Report every line from the material that contains the word "otro".

------ SOURCE DATA ------

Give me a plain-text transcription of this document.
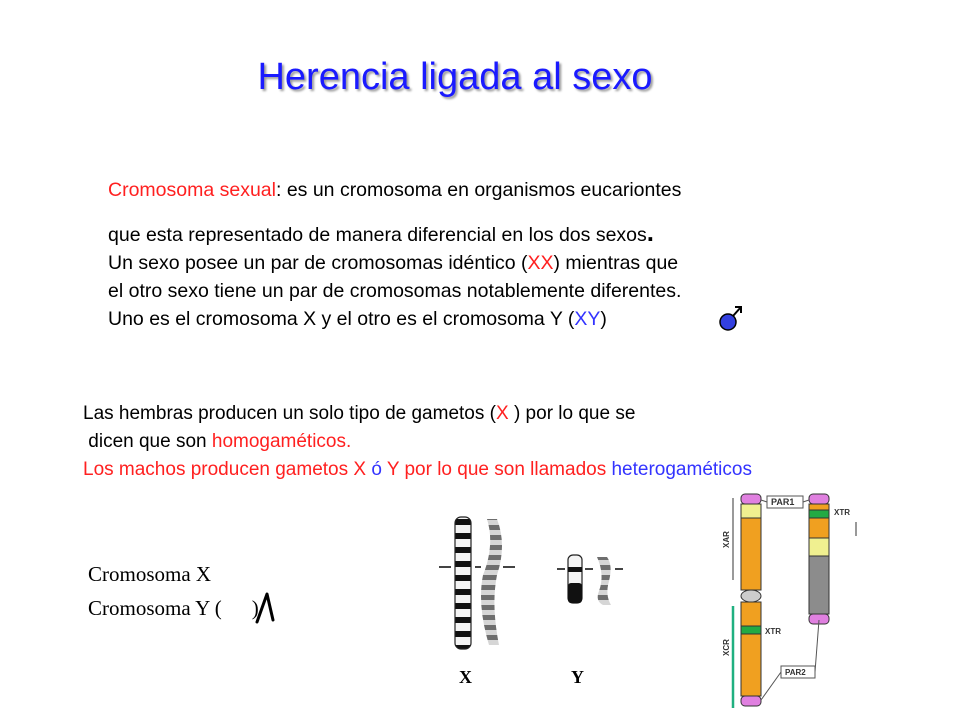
Herencia ligada al sexo
Cromosoma sexual: es un cromosoma en organismos eucariontes
que esta representado de manera diferencial en los dos sexos.
Un sexo posee un par de cromosomas idéntico (XX) mientras que
el otro sexo tiene un par de cromosomas notablemente diferentes.
Uno es el cromosoma X y el otro es el cromosoma Y (XY)
Las hembras producen un solo tipo de gametos (X ) por lo que se
dicen que son homogaméticos.
Los machos producen gametos X ó Y por lo que son llamados heterogaméticos
Cromosoma X
Cromosoma Y ( )
X	Y
XAR
XCR
PAR1
XTR
XTR
PAR2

------

-- WORKED SOLUTION --
el otro sexo tiene un par de cromosomas notablemente diferentes.
Uno es el cromosoma X y el otro es el cromosoma Y (XY)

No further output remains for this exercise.